* STORED RECORDS *
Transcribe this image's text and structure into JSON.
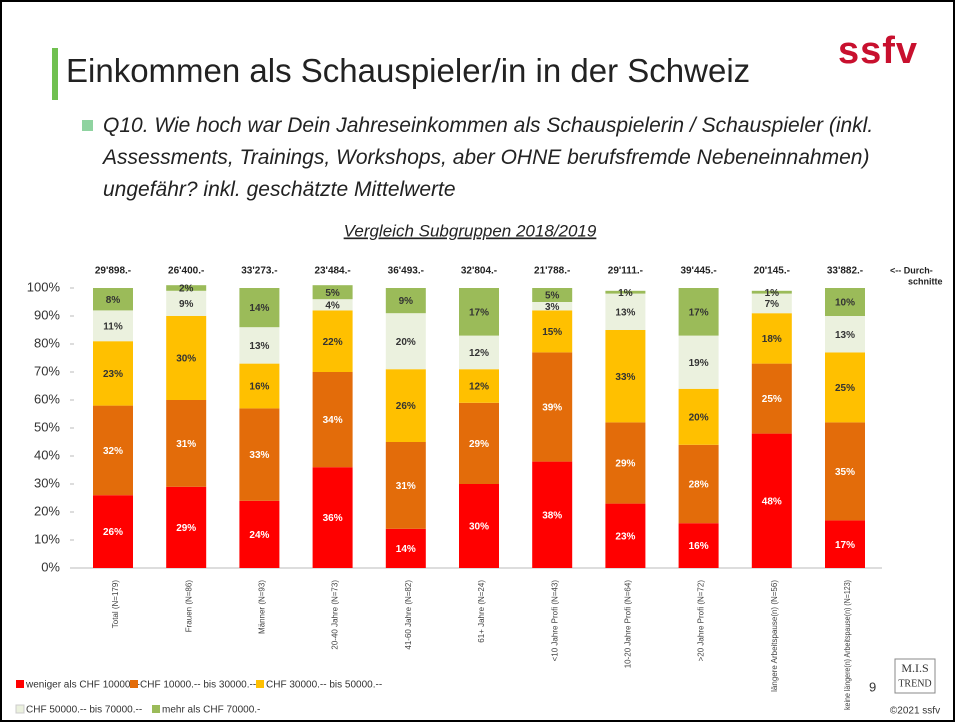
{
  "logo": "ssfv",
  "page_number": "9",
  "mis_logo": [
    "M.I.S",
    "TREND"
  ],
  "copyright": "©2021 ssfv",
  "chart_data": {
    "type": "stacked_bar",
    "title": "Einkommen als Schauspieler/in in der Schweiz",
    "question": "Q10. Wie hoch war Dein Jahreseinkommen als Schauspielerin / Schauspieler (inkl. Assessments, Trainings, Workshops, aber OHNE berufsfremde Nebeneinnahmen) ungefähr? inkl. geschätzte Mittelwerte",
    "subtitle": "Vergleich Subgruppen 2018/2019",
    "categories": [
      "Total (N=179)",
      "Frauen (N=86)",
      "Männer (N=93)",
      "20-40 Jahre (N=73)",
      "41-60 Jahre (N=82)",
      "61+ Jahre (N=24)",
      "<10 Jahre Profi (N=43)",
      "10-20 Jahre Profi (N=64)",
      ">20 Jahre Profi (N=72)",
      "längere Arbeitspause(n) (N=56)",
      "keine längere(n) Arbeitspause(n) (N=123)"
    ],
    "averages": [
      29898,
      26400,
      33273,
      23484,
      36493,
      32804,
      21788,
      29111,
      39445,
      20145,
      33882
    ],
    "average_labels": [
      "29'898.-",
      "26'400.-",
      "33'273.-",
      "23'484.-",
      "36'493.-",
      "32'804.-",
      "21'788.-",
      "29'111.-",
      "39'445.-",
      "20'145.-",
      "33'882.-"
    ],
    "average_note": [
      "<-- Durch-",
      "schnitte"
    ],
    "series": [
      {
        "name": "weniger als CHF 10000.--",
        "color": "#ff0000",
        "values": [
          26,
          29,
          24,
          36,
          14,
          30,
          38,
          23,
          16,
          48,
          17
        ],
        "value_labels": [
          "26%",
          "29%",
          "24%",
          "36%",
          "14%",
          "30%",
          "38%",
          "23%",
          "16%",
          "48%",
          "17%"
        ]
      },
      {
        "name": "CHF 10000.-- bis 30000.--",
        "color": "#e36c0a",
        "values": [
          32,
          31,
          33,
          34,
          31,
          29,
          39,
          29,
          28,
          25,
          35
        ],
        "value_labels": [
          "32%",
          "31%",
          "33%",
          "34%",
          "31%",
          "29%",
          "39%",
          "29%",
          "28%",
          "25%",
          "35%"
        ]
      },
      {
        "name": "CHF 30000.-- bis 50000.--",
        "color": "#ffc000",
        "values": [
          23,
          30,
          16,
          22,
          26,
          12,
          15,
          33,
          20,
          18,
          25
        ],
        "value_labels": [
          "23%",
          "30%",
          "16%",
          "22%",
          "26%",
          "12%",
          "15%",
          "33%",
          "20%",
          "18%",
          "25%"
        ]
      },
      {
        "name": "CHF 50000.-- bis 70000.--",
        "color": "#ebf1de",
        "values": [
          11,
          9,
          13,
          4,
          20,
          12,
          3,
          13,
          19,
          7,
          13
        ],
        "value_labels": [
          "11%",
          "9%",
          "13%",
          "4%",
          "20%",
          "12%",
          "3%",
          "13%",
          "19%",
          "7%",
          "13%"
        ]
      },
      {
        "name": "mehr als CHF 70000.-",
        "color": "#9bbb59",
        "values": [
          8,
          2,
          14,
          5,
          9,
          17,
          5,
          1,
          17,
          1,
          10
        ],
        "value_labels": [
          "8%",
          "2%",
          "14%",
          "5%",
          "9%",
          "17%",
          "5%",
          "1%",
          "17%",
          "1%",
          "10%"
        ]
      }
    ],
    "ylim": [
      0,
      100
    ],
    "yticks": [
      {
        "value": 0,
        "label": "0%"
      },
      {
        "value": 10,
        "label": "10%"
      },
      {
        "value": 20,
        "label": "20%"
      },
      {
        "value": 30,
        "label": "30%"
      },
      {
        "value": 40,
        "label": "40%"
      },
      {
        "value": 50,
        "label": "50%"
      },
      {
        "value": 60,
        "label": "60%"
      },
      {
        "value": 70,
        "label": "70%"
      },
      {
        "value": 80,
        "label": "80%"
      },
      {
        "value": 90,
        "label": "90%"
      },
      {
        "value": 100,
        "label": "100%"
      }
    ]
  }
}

* WHAT YOU NEED TO DO *
Make an exact copy of every entry above, minus the images.

* SOLUTION FOR THIS TASK *
Transcribe this image's text and structure into JSON.
{
  "logo": "ssfv",
  "page_number": "9",
  "mis_logo": [
    "M.I.S",
    "TREND"
  ],
  "copyright": "©2021 ssfv",
  "chart_data": {
    "type": "stacked_bar",
    "title": "Einkommen als Schauspieler/in in der Schweiz",
    "question": "Q10. Wie hoch war Dein Jahreseinkommen als Schauspielerin / Schauspieler (inkl. Assessments, Trainings, Workshops, aber OHNE berufsfremde Nebeneinnahmen) ungefähr? inkl. geschätzte Mittelwerte",
    "subtitle": "Vergleich Subgruppen 2018/2019",
    "categories": [
      "Total (N=179)",
      "Frauen (N=86)",
      "Männer (N=93)",
      "20-40 Jahre (N=73)",
      "41-60 Jahre (N=82)",
      "61+ Jahre (N=24)",
      "<10 Jahre Profi (N=43)",
      "10-20 Jahre Profi (N=64)",
      ">20 Jahre Profi (N=72)",
      "längere Arbeitspause(n) (N=56)",
      "keine längere(n) Arbeitspause(n) (N=123)"
    ],
    "averages": [
      29898,
      26400,
      33273,
      23484,
      36493,
      32804,
      21788,
      29111,
      39445,
      20145,
      33882
    ],
    "average_labels": [
      "29'898.-",
      "26'400.-",
      "33'273.-",
      "23'484.-",
      "36'493.-",
      "32'804.-",
      "21'788.-",
      "29'111.-",
      "39'445.-",
      "20'145.-",
      "33'882.-"
    ],
    "average_note": [
      "<-- Durch-",
      "schnitte"
    ],
    "series": [
      {
        "name": "weniger als CHF 10000.--",
        "color": "#ff0000",
        "values": [
          26,
          29,
          24,
          36,
          14,
          30,
          38,
          23,
          16,
          48,
          17
        ],
        "value_labels": [
          "26%",
          "29%",
          "24%",
          "36%",
          "14%",
          "30%",
          "38%",
          "23%",
          "16%",
          "48%",
          "17%"
        ]
      },
      {
        "name": "CHF 10000.-- bis 30000.--",
        "color": "#e36c0a",
        "values": [
          32,
          31,
          33,
          34,
          31,
          29,
          39,
          29,
          28,
          25,
          35
        ],
        "value_labels": [
          "32%",
          "31%",
          "33%",
          "34%",
          "31%",
          "29%",
          "39%",
          "29%",
          "28%",
          "25%",
          "35%"
        ]
      },
      {
        "name": "CHF 30000.-- bis 50000.--",
        "color": "#ffc000",
        "values": [
          23,
          30,
          16,
          22,
          26,
          12,
          15,
          33,
          20,
          18,
          25
        ],
        "value_labels": [
          "23%",
          "30%",
          "16%",
          "22%",
          "26%",
          "12%",
          "15%",
          "33%",
          "20%",
          "18%",
          "25%"
        ]
      },
      {
        "name": "CHF 50000.-- bis 70000.--",
        "color": "#ebf1de",
        "values": [
          11,
          9,
          13,
          4,
          20,
          12,
          3,
          13,
          19,
          7,
          13
        ],
        "value_labels": [
          "11%",
          "9%",
          "13%",
          "4%",
          "20%",
          "12%",
          "3%",
          "13%",
          "19%",
          "7%",
          "13%"
        ]
      },
      {
        "name": "mehr als CHF 70000.-",
        "color": "#9bbb59",
        "values": [
          8,
          2,
          14,
          5,
          9,
          17,
          5,
          1,
          17,
          1,
          10
        ],
        "value_labels": [
          "8%",
          "2%",
          "14%",
          "5%",
          "9%",
          "17%",
          "5%",
          "1%",
          "17%",
          "1%",
          "10%"
        ]
      }
    ],
    "ylim": [
      0,
      100
    ],
    "yticks": [
      {
        "value": 0,
        "label": "0%"
      },
      {
        "value": 10,
        "label": "10%"
      },
      {
        "value": 20,
        "label": "20%"
      },
      {
        "value": 30,
        "label": "30%"
      },
      {
        "value": 40,
        "label": "40%"
      },
      {
        "value": 50,
        "label": "50%"
      },
      {
        "value": 60,
        "label": "60%"
      },
      {
        "value": 70,
        "label": "70%"
      },
      {
        "value": 80,
        "label": "80%"
      },
      {
        "value": 90,
        "label": "90%"
      },
      {
        "value": 100,
        "label": "100%"
      }
    ]
  }
}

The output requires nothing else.